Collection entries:
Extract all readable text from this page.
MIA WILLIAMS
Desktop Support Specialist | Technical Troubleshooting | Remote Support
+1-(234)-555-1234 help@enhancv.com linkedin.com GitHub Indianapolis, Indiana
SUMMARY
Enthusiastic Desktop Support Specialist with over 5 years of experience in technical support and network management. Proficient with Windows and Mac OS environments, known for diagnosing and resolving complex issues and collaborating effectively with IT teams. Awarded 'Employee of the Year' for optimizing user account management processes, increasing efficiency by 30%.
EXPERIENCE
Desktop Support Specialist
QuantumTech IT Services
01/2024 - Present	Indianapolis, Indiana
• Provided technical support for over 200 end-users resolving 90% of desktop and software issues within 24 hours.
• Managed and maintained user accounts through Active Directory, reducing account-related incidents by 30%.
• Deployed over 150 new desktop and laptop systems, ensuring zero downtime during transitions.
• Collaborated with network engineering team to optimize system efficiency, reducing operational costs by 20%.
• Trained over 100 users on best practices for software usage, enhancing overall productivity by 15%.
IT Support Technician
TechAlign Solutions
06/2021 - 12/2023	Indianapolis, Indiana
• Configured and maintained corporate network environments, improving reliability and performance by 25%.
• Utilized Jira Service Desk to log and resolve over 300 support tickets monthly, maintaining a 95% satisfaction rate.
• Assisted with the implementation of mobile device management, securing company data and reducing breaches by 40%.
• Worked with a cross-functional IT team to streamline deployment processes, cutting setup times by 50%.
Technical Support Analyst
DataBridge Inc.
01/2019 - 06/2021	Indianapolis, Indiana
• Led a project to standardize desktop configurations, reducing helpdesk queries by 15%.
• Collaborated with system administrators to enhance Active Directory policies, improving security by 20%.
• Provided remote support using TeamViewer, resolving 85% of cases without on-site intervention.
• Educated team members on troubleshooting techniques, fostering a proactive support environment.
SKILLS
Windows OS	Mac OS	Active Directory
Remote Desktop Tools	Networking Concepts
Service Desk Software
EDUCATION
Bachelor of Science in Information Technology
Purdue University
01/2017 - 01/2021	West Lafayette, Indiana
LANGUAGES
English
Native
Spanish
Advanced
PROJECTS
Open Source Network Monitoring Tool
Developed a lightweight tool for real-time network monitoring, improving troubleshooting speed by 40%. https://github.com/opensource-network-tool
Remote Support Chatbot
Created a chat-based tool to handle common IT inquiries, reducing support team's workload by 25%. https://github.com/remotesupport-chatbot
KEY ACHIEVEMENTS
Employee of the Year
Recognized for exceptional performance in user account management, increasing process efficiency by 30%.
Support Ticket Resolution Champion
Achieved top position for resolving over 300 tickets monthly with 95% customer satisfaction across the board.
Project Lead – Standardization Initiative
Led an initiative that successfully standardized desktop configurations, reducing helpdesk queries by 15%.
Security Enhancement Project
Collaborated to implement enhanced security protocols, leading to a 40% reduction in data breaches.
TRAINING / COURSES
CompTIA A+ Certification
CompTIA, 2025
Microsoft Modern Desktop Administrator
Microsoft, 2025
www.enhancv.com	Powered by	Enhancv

## Given problem
Print the material verbatim, all of it.

## Task response
Extract all readable text from this page.
MIA WILLIAMS
Desktop Support Specialist | Technical Troubleshooting | Remote Support
+1-(234)-555-1234 help@enhancv.com linkedin.com GitHub Indianapolis, Indiana
SUMMARY
Enthusiastic Desktop Support Specialist with over 5 years of experience in technical support and network management. Proficient with Windows and Mac OS environments, known for diagnosing and resolving complex issues and collaborating effectively with IT teams. Awarded 'Employee of the Year' for optimizing user account management processes, increasing efficiency by 30%.
EXPERIENCE
Desktop Support Specialist
QuantumTech IT Services
01/2024 - Present	Indianapolis, Indiana
• Provided technical support for over 200 end-users resolving 90% of desktop and software issues within 24 hours.
• Managed and maintained user accounts through Active Directory, reducing account-related incidents by 30%.
• Deployed over 150 new desktop and laptop systems, ensuring zero downtime during transitions.
• Collaborated with network engineering team to optimize system efficiency, reducing operational costs by 20%.
• Trained over 100 users on best practices for software usage, enhancing overall productivity by 15%.
IT Support Technician
TechAlign Solutions
06/2021 - 12/2023	Indianapolis, Indiana
• Configured and maintained corporate network environments, improving reliability and performance by 25%.
• Utilized Jira Service Desk to log and resolve over 300 support tickets monthly, maintaining a 95% satisfaction rate.
• Assisted with the implementation of mobile device management, securing company data and reducing breaches by 40%.
• Worked with a cross-functional IT team to streamline deployment processes, cutting setup times by 50%.
Technical Support Analyst
DataBridge Inc.
01/2019 - 06/2021	Indianapolis, Indiana
• Led a project to standardize desktop configurations, reducing helpdesk queries by 15%.
• Collaborated with system administrators to enhance Active Directory policies, improving security by 20%.
• Provided remote support using TeamViewer, resolving 85% of cases without on-site intervention.
• Educated team members on troubleshooting techniques, fostering a proactive support environment.
SKILLS
Windows OS	Mac OS	Active Directory
Remote Desktop Tools	Networking Concepts
Service Desk Software
EDUCATION
Bachelor of Science in Information Technology
Purdue University
01/2017 - 01/2021	West Lafayette, Indiana
LANGUAGES
English
Native
Spanish
Advanced
PROJECTS
Open Source Network Monitoring Tool
Developed a lightweight tool for real-time network monitoring, improving troubleshooting speed by 40%. https://github.com/opensource-network-tool
Remote Support Chatbot
Created a chat-based tool to handle common IT inquiries, reducing support team's workload by 25%. https://github.com/remotesupport-chatbot
KEY ACHIEVEMENTS
Employee of the Year
Recognized for exceptional performance in user account management, increasing process efficiency by 30%.
Support Ticket Resolution Champion
Achieved top position for resolving over 300 tickets monthly with 95% customer satisfaction across the board.
Project Lead – Standardization Initiative
Led an initiative that successfully standardized desktop configurations, reducing helpdesk queries by 15%.
Security Enhancement Project
Collaborated to implement enhanced security protocols, leading to a 40% reduction in data breaches.
TRAINING / COURSES
CompTIA A+ Certification
CompTIA, 2025
Microsoft Modern Desktop Administrator
Microsoft, 2025
www.enhancv.com	Powered by	Enhancv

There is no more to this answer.